▶ TASK INSTRUCTIONS
Every record should be written out exactly, with the pictures left out.

(Dataset records)
———

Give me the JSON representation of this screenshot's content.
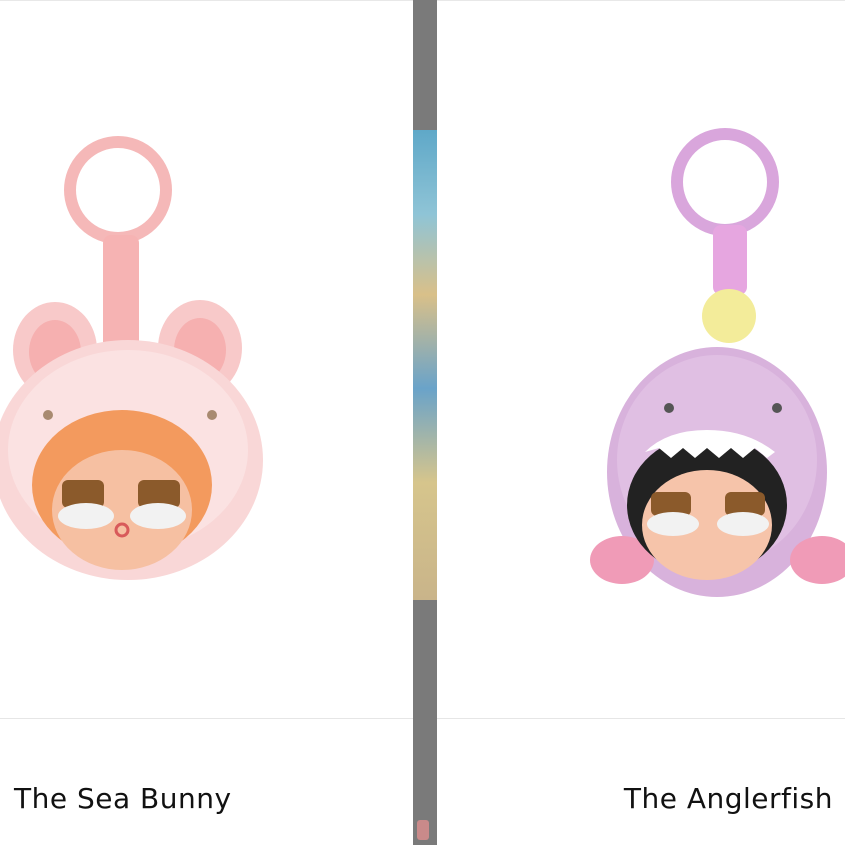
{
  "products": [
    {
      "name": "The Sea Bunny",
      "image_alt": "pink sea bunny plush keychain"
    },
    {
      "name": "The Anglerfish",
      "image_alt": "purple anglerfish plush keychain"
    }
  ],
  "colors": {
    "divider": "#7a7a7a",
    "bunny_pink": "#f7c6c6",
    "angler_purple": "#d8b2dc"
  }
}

———

▶ THE ANSWER
Give me the JSON representation of this screenshot's content.
{
  "products": [
    {
      "name": "The Sea Bunny",
      "image_alt": "pink sea bunny plush keychain"
    },
    {
      "name": "The Anglerfish",
      "image_alt": "purple anglerfish plush keychain"
    }
  ],
  "colors": {
    "divider": "#7a7a7a",
    "bunny_pink": "#f7c6c6",
    "angler_purple": "#d8b2dc"
  }
}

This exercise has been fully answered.